Entries from a dataset
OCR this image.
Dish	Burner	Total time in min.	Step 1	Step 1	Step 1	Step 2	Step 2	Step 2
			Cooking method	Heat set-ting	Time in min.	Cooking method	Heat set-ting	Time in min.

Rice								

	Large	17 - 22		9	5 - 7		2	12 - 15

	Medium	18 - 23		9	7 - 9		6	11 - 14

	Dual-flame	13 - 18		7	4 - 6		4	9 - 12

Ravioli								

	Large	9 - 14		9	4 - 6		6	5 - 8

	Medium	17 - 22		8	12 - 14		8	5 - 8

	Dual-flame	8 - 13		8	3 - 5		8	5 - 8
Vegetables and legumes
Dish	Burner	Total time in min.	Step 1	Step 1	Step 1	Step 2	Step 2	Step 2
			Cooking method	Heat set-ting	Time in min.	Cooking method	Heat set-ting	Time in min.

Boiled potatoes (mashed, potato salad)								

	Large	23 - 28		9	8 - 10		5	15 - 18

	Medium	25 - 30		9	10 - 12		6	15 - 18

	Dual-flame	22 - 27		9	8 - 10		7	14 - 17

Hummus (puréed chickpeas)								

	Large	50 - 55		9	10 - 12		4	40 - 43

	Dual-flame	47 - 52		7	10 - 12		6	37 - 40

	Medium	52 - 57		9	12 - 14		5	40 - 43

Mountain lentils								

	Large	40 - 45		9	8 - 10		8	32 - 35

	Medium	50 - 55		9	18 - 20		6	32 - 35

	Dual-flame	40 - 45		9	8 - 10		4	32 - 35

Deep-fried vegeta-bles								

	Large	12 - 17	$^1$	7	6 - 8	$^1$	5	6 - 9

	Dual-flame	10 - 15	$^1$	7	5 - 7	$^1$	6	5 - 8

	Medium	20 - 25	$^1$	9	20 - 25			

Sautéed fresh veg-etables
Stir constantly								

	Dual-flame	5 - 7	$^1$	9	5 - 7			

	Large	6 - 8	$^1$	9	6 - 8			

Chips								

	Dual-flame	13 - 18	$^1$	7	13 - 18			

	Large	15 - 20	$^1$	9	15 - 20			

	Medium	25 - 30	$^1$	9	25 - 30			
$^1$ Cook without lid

* [WHAT YOU SHOULD DO] What is the number of lines holding the word "flame"? State it alone.

* [THE REPLY] 8